■ **WHAT YOU NEED TO DO**
Go through the data and report each line that holds the string "this".

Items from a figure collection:

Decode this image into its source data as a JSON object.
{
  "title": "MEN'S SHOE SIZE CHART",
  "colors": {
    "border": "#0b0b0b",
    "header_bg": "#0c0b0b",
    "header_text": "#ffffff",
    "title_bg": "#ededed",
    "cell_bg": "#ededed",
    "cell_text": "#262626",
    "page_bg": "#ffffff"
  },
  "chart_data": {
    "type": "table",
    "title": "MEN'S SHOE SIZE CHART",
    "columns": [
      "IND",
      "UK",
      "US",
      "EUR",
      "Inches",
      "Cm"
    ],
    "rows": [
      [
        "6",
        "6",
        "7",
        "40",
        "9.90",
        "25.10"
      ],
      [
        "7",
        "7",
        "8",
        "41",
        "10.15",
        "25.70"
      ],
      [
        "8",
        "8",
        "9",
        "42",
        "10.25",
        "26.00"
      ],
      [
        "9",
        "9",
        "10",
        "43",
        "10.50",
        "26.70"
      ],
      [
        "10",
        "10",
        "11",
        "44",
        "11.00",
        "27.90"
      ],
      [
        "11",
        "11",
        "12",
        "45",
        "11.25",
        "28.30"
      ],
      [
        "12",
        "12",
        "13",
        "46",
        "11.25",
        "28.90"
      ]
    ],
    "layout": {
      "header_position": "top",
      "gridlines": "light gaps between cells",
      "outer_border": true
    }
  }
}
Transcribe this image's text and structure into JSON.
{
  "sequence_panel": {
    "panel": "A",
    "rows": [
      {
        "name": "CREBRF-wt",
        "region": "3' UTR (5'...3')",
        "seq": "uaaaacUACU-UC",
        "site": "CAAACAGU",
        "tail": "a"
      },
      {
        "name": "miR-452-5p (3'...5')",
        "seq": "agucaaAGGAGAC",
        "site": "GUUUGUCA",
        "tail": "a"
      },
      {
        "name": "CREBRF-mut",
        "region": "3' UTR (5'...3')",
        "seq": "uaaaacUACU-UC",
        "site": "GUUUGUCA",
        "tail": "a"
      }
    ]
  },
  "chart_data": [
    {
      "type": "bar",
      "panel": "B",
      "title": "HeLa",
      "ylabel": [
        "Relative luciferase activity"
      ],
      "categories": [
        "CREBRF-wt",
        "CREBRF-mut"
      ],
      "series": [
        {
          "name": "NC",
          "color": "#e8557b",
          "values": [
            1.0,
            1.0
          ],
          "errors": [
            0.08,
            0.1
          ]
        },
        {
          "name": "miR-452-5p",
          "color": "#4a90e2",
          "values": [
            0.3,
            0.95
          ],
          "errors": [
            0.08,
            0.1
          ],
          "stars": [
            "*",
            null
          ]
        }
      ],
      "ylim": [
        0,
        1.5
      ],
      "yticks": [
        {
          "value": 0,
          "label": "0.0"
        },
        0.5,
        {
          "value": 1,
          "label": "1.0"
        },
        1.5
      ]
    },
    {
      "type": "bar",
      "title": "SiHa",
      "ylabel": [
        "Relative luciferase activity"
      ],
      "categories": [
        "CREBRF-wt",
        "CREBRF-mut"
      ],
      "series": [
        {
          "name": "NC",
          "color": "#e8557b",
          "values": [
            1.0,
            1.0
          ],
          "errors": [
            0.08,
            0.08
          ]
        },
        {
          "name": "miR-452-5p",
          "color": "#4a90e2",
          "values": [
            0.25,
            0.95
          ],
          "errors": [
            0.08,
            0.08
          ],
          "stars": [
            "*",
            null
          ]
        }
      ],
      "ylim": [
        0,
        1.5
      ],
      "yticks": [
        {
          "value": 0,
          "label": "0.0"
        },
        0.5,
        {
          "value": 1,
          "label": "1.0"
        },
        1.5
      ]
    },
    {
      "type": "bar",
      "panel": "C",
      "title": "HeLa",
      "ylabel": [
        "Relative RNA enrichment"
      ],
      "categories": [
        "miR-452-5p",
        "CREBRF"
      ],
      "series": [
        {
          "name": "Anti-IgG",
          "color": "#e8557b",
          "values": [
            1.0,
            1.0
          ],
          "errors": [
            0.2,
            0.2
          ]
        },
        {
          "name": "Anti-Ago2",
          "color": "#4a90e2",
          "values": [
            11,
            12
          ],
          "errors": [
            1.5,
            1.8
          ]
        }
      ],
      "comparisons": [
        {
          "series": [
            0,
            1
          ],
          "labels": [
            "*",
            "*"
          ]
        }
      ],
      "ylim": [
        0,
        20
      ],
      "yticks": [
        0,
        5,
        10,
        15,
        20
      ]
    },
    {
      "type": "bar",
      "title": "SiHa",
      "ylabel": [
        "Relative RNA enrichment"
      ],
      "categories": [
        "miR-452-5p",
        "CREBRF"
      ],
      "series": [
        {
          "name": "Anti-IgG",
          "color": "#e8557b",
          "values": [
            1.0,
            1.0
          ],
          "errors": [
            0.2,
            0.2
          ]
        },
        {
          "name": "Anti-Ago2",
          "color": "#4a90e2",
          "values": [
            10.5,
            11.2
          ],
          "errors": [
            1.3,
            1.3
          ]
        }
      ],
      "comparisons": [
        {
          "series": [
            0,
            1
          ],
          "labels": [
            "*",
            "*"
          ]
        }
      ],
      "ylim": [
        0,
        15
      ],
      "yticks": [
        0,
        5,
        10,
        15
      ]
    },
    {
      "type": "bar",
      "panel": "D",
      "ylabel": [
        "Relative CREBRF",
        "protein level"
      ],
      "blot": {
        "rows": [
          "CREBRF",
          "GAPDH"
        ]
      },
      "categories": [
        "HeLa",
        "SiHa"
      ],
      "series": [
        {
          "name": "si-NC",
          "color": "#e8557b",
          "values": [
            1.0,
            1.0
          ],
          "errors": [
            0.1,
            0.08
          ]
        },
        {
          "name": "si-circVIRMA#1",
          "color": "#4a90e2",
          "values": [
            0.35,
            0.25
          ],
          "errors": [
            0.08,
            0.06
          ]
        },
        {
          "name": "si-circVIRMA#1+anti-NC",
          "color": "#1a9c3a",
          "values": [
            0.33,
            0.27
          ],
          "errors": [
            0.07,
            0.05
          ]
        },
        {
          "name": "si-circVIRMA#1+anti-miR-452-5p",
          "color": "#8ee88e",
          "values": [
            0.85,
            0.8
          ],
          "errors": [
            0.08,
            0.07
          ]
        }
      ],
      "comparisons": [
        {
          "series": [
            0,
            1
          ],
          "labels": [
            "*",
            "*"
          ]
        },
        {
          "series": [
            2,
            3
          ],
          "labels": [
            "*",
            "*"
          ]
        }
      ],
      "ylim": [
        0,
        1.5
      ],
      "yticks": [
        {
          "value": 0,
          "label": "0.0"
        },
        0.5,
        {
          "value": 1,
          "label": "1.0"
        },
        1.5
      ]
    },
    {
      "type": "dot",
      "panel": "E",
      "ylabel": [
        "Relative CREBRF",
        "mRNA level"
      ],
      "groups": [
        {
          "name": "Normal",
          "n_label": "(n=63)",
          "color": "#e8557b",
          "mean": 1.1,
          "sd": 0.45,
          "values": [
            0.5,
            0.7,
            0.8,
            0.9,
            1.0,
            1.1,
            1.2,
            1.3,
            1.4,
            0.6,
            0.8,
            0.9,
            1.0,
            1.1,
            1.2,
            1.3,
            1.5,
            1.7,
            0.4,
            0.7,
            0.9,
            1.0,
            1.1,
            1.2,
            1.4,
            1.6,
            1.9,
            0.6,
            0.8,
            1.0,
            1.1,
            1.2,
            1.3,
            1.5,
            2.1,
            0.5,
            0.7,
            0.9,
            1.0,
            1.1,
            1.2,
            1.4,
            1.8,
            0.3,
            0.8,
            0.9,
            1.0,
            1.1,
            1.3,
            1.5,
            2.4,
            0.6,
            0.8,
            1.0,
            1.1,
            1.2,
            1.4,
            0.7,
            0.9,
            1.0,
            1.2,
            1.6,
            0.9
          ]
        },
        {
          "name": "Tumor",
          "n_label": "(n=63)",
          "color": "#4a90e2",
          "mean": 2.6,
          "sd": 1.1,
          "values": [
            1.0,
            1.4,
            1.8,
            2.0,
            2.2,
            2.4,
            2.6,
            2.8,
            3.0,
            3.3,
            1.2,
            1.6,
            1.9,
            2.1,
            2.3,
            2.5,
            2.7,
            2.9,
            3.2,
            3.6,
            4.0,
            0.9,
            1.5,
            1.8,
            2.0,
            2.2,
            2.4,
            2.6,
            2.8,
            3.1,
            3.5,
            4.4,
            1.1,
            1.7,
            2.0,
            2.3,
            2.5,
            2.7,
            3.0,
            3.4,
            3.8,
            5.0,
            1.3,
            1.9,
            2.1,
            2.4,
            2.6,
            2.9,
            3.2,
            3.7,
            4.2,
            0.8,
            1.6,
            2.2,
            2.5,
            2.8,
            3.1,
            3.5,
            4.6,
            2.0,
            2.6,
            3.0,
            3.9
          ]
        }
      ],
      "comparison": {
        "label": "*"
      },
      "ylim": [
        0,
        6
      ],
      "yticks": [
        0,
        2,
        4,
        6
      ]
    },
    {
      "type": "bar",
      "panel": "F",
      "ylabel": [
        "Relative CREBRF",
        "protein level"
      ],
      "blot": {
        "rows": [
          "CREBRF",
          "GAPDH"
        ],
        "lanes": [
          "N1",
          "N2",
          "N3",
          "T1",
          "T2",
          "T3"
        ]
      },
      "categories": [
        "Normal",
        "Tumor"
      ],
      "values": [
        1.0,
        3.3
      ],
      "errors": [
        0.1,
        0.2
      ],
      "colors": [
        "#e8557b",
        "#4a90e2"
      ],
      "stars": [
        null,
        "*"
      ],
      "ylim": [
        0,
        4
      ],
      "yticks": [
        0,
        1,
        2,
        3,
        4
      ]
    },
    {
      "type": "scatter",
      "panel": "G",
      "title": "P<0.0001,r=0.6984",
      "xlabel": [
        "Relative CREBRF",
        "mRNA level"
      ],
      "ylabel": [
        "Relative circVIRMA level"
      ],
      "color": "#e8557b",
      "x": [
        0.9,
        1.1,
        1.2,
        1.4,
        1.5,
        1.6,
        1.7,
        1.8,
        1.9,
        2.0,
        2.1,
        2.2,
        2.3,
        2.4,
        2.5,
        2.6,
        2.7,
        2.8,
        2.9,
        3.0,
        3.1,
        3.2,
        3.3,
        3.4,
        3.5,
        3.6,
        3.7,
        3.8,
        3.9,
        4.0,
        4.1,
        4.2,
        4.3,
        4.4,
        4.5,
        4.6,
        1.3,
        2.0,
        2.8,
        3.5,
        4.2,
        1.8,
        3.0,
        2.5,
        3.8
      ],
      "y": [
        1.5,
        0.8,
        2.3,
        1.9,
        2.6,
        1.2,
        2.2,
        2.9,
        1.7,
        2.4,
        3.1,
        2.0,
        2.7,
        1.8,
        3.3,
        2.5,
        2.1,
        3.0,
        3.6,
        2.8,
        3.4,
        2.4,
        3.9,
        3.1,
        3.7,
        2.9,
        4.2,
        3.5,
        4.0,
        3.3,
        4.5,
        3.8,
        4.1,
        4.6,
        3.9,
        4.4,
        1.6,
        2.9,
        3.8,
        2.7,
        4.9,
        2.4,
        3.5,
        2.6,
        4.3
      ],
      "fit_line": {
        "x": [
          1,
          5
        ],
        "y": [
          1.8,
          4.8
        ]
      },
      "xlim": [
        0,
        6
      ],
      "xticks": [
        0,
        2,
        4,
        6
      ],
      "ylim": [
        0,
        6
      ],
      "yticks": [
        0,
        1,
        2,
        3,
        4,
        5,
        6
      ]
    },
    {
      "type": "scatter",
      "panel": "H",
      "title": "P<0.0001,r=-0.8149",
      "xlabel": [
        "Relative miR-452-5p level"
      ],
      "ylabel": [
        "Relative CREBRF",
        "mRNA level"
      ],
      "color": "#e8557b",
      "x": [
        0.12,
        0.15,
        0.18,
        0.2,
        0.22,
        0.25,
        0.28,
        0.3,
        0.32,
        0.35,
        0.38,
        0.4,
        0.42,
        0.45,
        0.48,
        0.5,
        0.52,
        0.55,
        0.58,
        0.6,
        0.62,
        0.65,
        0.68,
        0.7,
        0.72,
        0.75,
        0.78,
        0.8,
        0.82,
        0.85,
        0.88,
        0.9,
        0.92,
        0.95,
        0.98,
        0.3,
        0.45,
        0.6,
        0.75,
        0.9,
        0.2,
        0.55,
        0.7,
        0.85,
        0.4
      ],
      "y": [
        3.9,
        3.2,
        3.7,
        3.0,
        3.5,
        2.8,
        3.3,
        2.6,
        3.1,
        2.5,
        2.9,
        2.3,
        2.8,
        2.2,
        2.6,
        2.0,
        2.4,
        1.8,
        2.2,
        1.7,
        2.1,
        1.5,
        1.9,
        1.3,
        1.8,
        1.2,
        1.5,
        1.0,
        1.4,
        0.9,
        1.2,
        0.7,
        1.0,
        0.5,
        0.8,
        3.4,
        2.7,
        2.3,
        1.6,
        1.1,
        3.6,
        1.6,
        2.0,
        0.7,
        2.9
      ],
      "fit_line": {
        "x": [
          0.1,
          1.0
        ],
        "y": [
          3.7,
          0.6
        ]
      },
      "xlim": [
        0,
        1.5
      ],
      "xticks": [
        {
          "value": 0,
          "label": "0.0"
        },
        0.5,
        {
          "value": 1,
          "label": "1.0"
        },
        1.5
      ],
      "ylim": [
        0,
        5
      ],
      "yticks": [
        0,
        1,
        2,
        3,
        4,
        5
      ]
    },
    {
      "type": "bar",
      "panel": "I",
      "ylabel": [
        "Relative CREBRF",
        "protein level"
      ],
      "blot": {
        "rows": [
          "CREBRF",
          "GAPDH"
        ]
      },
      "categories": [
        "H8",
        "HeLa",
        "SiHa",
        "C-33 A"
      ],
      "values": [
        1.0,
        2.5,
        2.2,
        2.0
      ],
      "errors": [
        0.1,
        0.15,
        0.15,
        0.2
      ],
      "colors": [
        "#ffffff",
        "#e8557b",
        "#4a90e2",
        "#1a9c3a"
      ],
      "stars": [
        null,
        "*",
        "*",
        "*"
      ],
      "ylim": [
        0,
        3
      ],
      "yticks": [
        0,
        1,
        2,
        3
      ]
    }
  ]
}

■ **EXERCISE SOLUTION**
Decode this image into its source data as a JSON object.
Transcribe this image's text and structure into JSON.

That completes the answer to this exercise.